Aim - Leave out any picture and return the remaining listing below exactly as given.

Input records -
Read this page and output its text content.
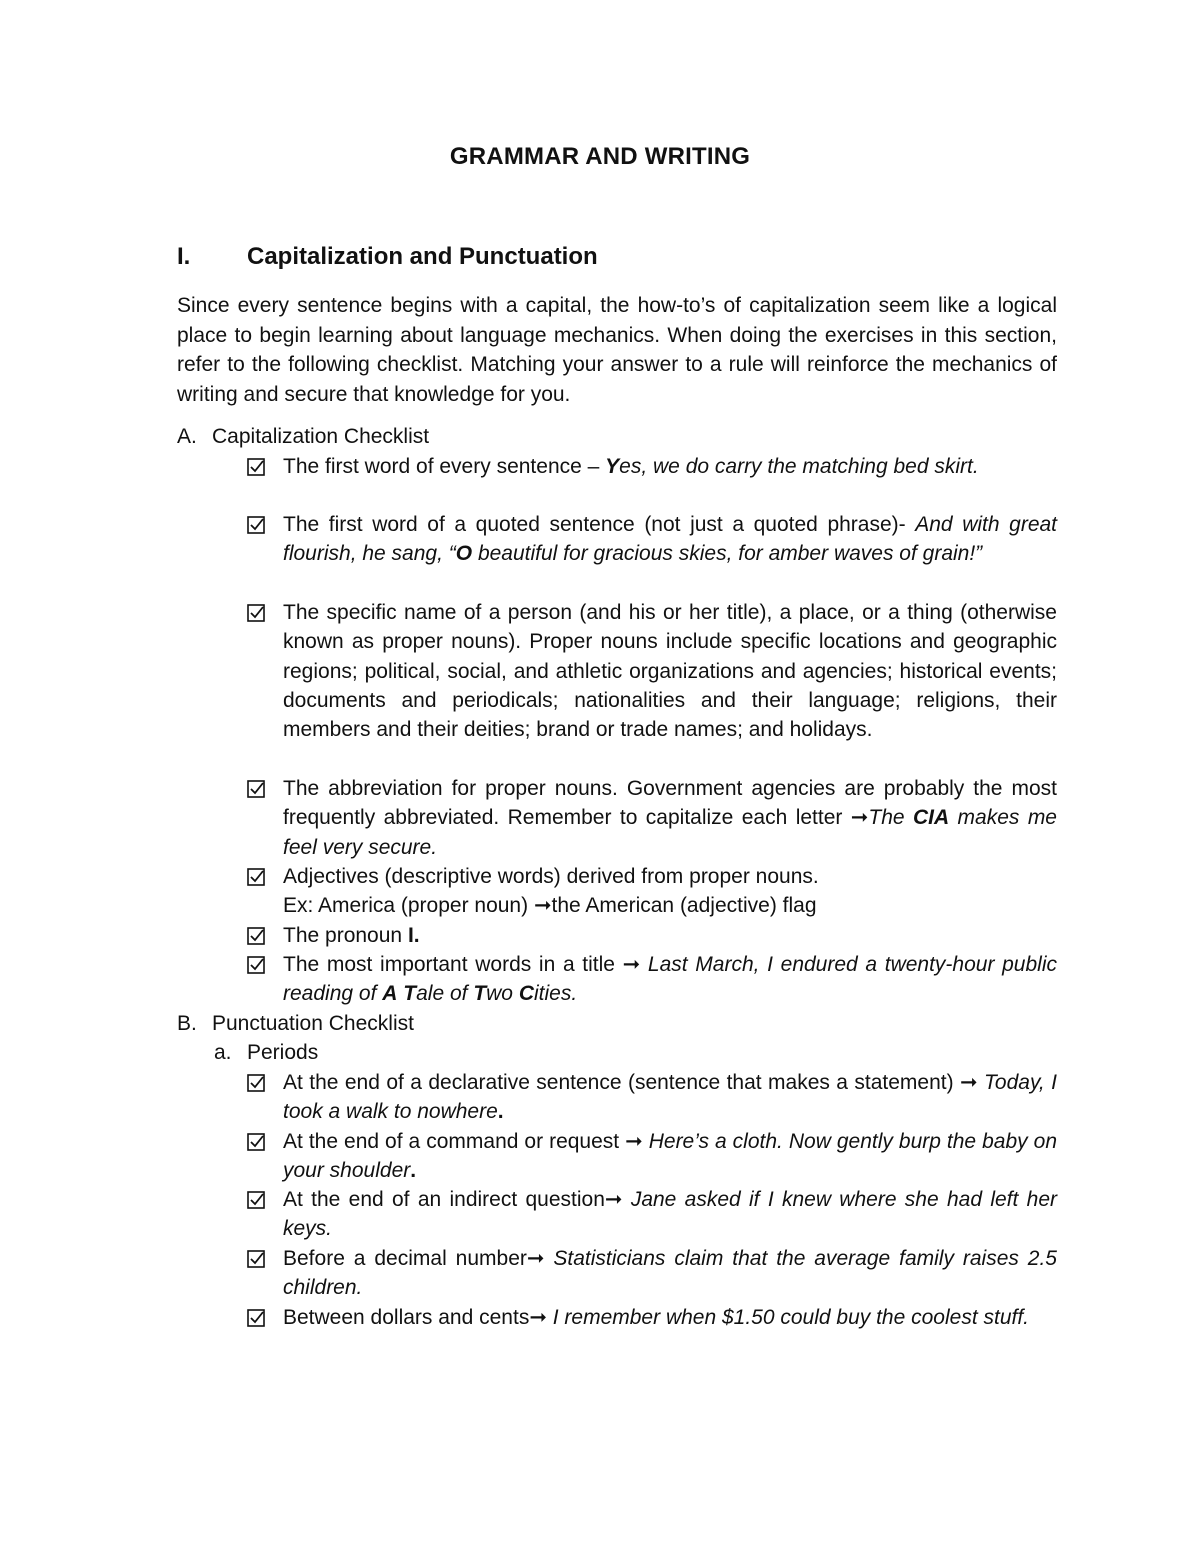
GRAMMAR AND WRITING
I. Capitalization and Punctuation
Since every sentence begins with a capital, the how-to’s of capitalization seem like a logical place to begin learning about language mechanics. When doing the exercises in this section, refer to the following checklist. Matching your answer to a rule will reinforce the mechanics of writing and secure that knowledge for you.
A. Capitalization Checklist
The first word of every sentence – Yes, we do carry the matching bed skirt.
The first word of a quoted sentence (not just a quoted phrase)- And with great flourish, he sang, “O beautiful for gracious skies, for amber waves of grain!”
The specific name of a person (and his or her title), a place, or a thing (otherwise known as proper nouns). Proper nouns include specific locations and geographic regions; political, social, and athletic organizations and agencies; historical events; documents and periodicals; nationalities and their language; religions, their members and their deities; brand or trade names; and holidays.
The abbreviation for proper nouns. Government agencies are probably the most frequently abbreviated. Remember to capitalize each letter ➞The CIA makes me feel very secure.
Adjectives (descriptive words) derived from proper nouns.
Ex: America (proper noun) ➞the American (adjective) flag
The pronoun I.
The most important words in a title ➞ Last March, I endured a twenty-hour public reading of A Tale of Two Cities.
B. Punctuation Checklist
a. Periods
At the end of a declarative sentence (sentence that makes a statement) ➞ Today, I took a walk to nowhere.
At the end of a command or request ➞ Here’s a cloth. Now gently burp the baby on your shoulder.
At the end of an indirect question➞ Jane asked if I knew where she had left her keys.
Before a decimal number➞ Statisticians claim that the average family raises 2.5 children.
Between dollars and cents➞ I remember when $1.50 could buy the coolest stuff.
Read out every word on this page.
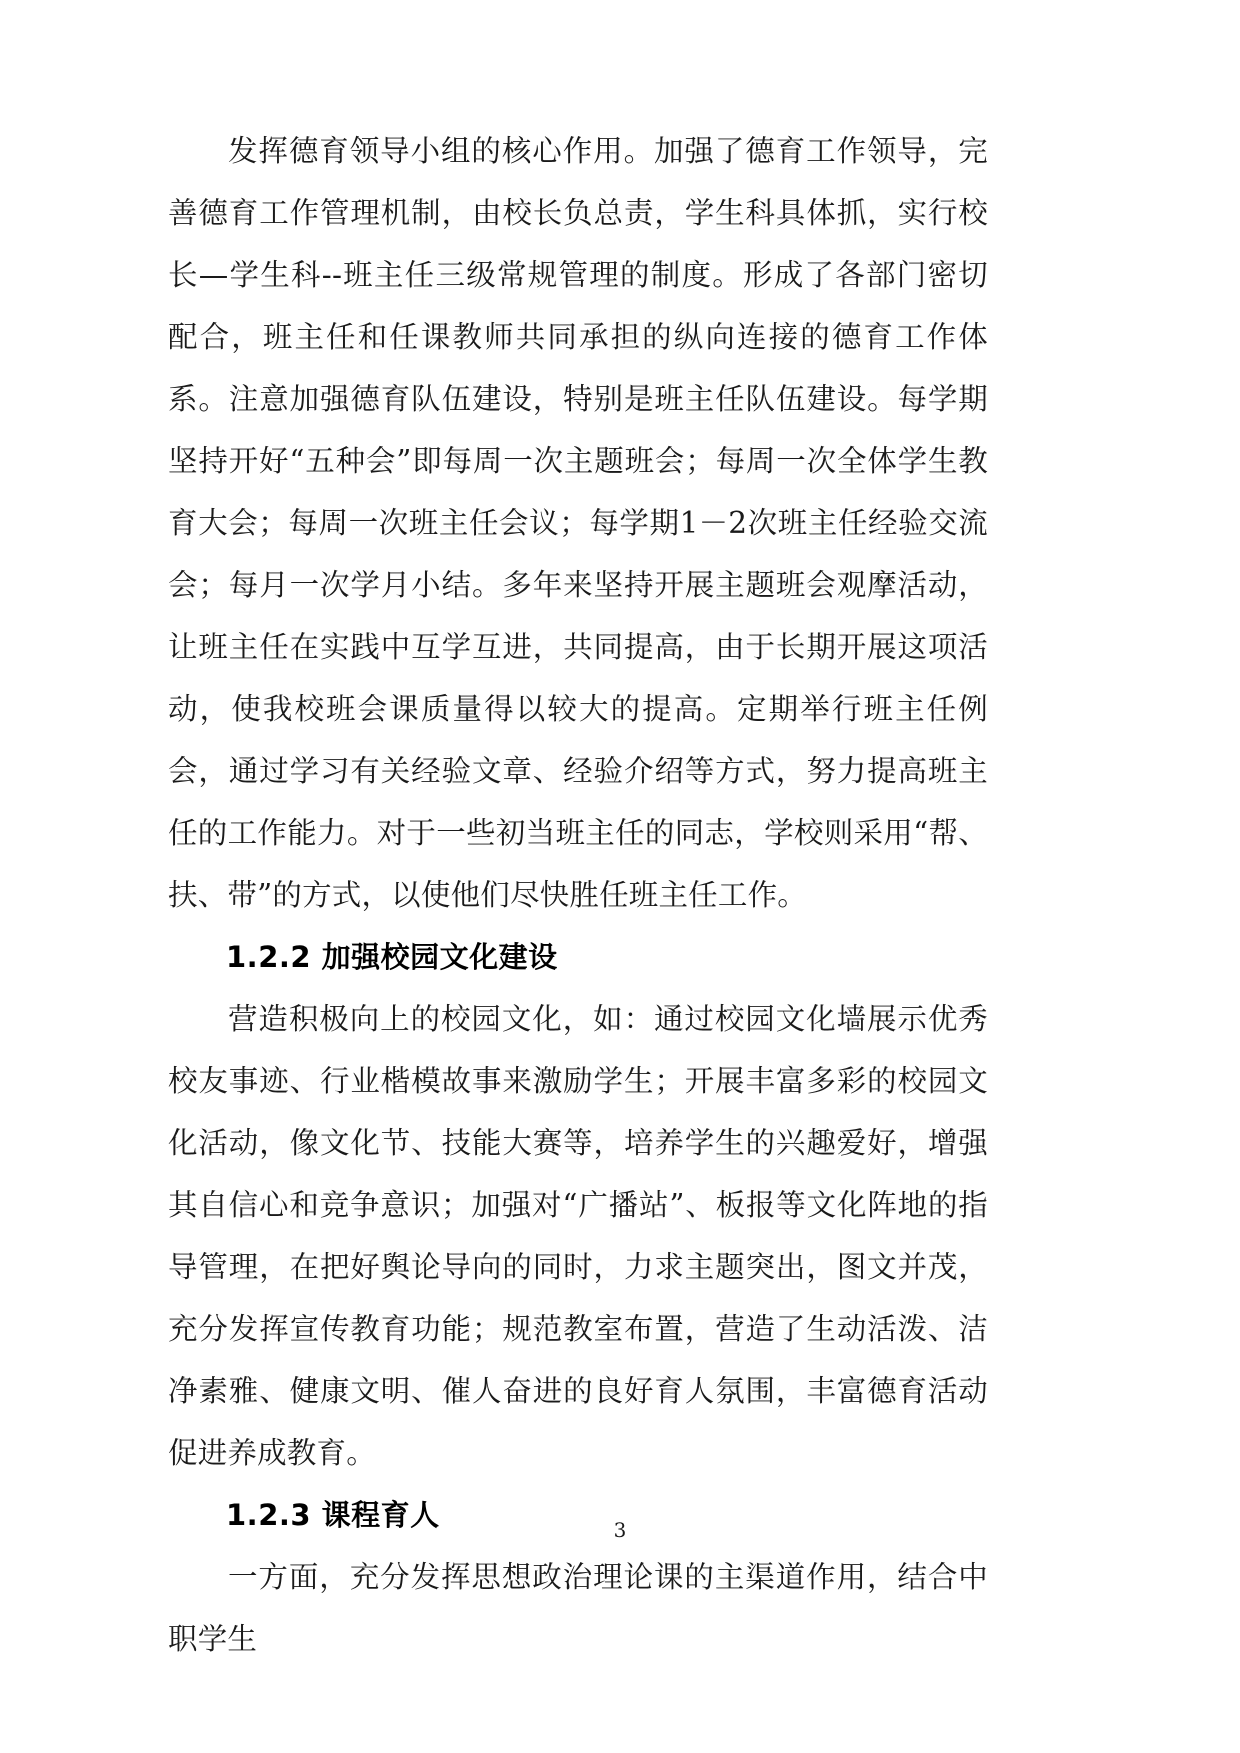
发挥德育领导小组的核心作用。加强了德育工作领导，完善德育工作管理机制，由校长负总责，学生科具体抓，实行校长—学生科--班主任三级常规管理的制度。形成了各部门密切配合，班主任和任课教师共同承担的纵向连接的德育工作体系。注意加强德育队伍建设，特别是班主任队伍建设。每学期坚持开好“五种会”即每周一次主题班会；每周一次全体学生教育大会；每周一次班主任会议；每学期1－2次班主任经验交流会；每月一次学月小结。多年来坚持开展主题班会观摩活动，让班主任在实践中互学互进，共同提高，由于长期开展这项活动，使我校班会课质量得以较大的提高。定期举行班主任例会，通过学习有关经验文章、经验介绍等方式，努力提高班主任的工作能力。对于一些初当班主任的同志，学校则采用“帮、扶、带”的方式，以使他们尽快胜任班主任工作。

1.2.2 加强校园文化建设

营造积极向上的校园文化，如：通过校园文化墙展示优秀校友事迹、行业楷模故事来激励学生；开展丰富多彩的校园文化活动，像文化节、技能大赛等，培养学生的兴趣爱好，增强其自信心和竞争意识；加强对“广播站”、板报等文化阵地的指导管理，在把好舆论导向的同时，力求主题突出，图文并茂，充分发挥宣传教育功能；规范教室布置，营造了生动活泼、洁净素雅、健康文明、催人奋进的良好育人氛围，丰富德育活动促进养成教育。

1.2.3 课程育人

一方面，充分发挥思想政治理论课的主渠道作用，结合中职学生

3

Answer to the exercise -
Read this page and output its text content.
GRAMMAR AND WRITING
I. Capitalization and Punctuation
Since every sentence begins with a capital, the how-to’s of capitalization seem like a logical place to begin learning about language mechanics. When doing the exercises in this section, refer to the following checklist. Matching your answer to a rule will reinforce the mechanics of writing and secure that knowledge for you.
A. Capitalization Checklist
The first word of every sentence – Yes, we do carry the matching bed skirt.
The first word of a quoted sentence (not just a quoted phrase)- And with great flourish, he sang, “O beautiful for gracious skies, for amber waves of grain!”
The specific name of a person (and his or her title), a place, or a thing (otherwise known as proper nouns). Proper nouns include specific locations and geographic regions; political, social, and athletic organizations and agencies; historical events; documents and periodicals; nationalities and their language; religions, their members and their deities; brand or trade names; and holidays.
The abbreviation for proper nouns. Government agencies are probably the most frequently abbreviated. Remember to capitalize each letter ➞The CIA makes me feel very secure.
Adjectives (descriptive words) derived from proper nouns.
Ex: America (proper noun) ➞the American (adjective) flag
The pronoun I.
The most important words in a title ➞ Last March, I endured a twenty-hour public reading of A Tale of Two Cities.
B. Punctuation Checklist
a. Periods
At the end of a declarative sentence (sentence that makes a statement) ➞ Today, I took a walk to nowhere.
At the end of a command or request ➞ Here’s a cloth. Now gently burp the baby on your shoulder.
At the end of an indirect question➞ Jane asked if I knew where she had left her keys.
Before a decimal number➞ Statisticians claim that the average family raises 2.5 children.
Between dollars and cents➞ I remember when $1.50 could buy the coolest stuff.
Read out every word on this page.
发挥德育领导小组的核心作用。加强了德育工作领导，完善德育工作管理机制，由校长负总责，学生科具体抓，实行校长—学生科--班主任三级常规管理的制度。形成了各部门密切配合，班主任和任课教师共同承担的纵向连接的德育工作体系。注意加强德育队伍建设，特别是班主任队伍建设。每学期坚持开好“五种会”即每周一次主题班会；每周一次全体学生教育大会；每周一次班主任会议；每学期1－2次班主任经验交流会；每月一次学月小结。多年来坚持开展主题班会观摩活动，让班主任在实践中互学互进，共同提高，由于长期开展这项活动，使我校班会课质量得以较大的提高。定期举行班主任例会，通过学习有关经验文章、经验介绍等方式，努力提高班主任的工作能力。对于一些初当班主任的同志，学校则采用“帮、扶、带”的方式，以使他们尽快胜任班主任工作。

1.2.2 加强校园文化建设

营造积极向上的校园文化，如：通过校园文化墙展示优秀校友事迹、行业楷模故事来激励学生；开展丰富多彩的校园文化活动，像文化节、技能大赛等，培养学生的兴趣爱好，增强其自信心和竞争意识；加强对“广播站”、板报等文化阵地的指导管理，在把好舆论导向的同时，力求主题突出，图文并茂，充分发挥宣传教育功能；规范教室布置，营造了生动活泼、洁净素雅、健康文明、催人奋进的良好育人氛围，丰富德育活动促进养成教育。

1.2.3 课程育人

一方面，充分发挥思想政治理论课的主渠道作用，结合中职学生

3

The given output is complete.